What is required: List, from the lines below, each one with "energy" in it.

Data shown:
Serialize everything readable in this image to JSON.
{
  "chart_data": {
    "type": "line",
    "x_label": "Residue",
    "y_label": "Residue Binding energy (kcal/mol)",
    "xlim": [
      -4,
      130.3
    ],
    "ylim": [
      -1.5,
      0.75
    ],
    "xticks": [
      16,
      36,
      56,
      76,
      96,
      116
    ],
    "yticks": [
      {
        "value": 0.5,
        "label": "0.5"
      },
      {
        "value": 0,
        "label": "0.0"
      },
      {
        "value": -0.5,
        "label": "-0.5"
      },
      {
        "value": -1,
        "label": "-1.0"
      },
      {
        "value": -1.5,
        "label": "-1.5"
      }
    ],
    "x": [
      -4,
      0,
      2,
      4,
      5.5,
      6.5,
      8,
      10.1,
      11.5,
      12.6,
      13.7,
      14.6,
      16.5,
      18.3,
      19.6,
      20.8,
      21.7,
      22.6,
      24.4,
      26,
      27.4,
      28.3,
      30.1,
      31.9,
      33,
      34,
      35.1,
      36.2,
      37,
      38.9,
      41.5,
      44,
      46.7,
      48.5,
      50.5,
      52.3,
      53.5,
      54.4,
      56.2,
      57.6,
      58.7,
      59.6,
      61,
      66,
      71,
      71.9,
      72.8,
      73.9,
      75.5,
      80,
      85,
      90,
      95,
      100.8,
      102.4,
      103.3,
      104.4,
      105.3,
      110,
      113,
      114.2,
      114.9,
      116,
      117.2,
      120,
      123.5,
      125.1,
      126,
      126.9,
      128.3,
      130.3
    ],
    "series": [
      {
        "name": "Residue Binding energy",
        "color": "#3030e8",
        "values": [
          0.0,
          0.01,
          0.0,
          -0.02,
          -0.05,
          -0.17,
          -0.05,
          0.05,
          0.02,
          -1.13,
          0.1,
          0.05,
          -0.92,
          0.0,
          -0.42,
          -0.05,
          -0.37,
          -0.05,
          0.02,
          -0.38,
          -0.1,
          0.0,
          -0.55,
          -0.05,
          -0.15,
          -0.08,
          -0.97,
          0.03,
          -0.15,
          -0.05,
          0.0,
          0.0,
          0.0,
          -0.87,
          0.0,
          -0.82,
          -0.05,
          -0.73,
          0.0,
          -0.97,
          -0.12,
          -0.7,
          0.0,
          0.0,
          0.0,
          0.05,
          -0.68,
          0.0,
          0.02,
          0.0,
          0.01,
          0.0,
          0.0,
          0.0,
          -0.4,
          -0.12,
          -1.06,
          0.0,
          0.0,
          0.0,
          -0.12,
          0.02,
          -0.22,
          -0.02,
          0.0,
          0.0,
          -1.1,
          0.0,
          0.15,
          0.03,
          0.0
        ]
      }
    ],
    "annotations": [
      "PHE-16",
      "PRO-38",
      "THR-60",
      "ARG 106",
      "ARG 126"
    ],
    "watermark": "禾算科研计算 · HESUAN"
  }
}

Complete answer:
    "y_label": "Residue Binding energy (kcal/mol)",
        "name": "Residue Binding energy",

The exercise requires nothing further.